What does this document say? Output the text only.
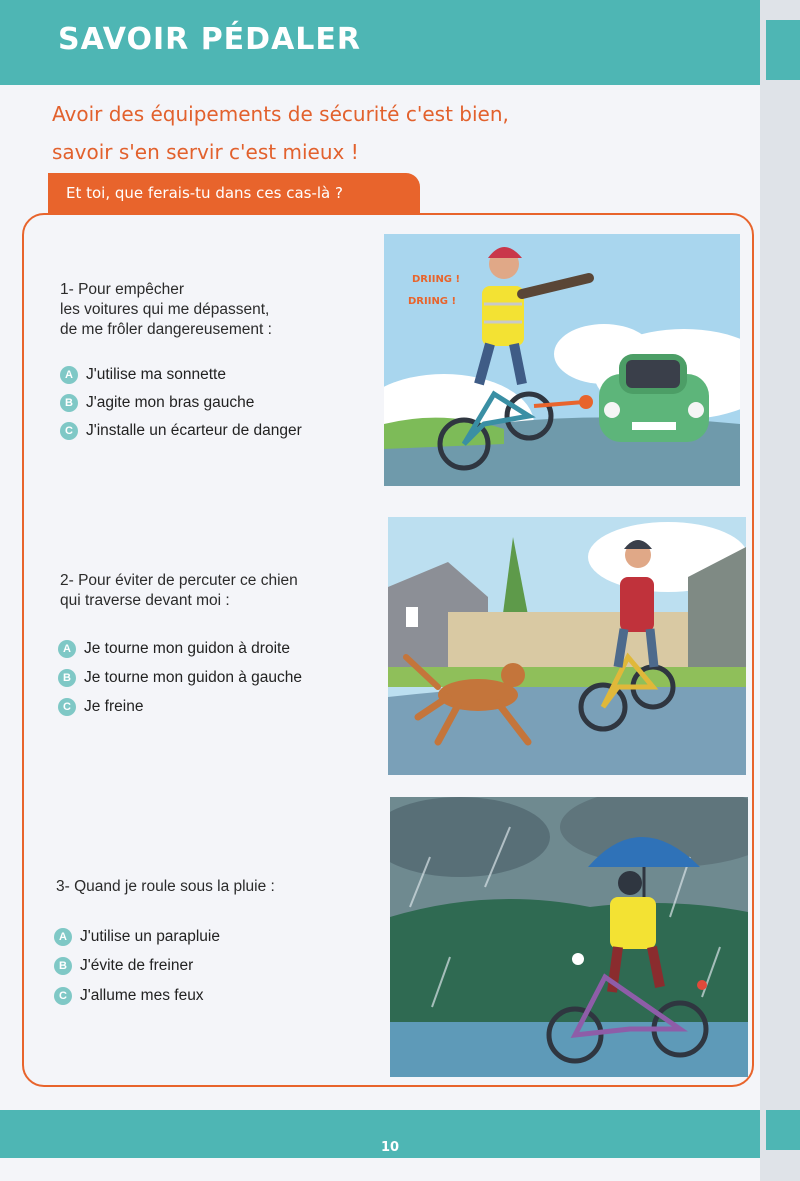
SAVOIR PÉDALER
Avoir des équipements de sécurité c'est bien,
savoir s'en servir c'est mieux !
Et toi, que ferais-tu dans ces cas-là ?
1- Pour empêcher
les voitures qui me dépassent,
de me frôler dangereusement :
A J'utilise ma sonnette
B J'agite mon bras gauche
C J'installe un écarteur de danger
DRIING !
DRIING !
2- Pour éviter de percuter ce chien
qui traverse devant moi :
A Je tourne mon guidon à droite
B Je tourne mon guidon à gauche
C Je freine
3- Quand je roule sous la pluie :
A J'utilise un parapluie
B J'évite de freiner
C J'allume mes feux
10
# # # # #
§ **DO THIS**:
In the entries above, identify each line that includes the string "tourne", then copy it.

§ **RESULT FOR THIS TASK**:
A Je tourne mon guidon à droite
B Je tourne mon guidon à gauche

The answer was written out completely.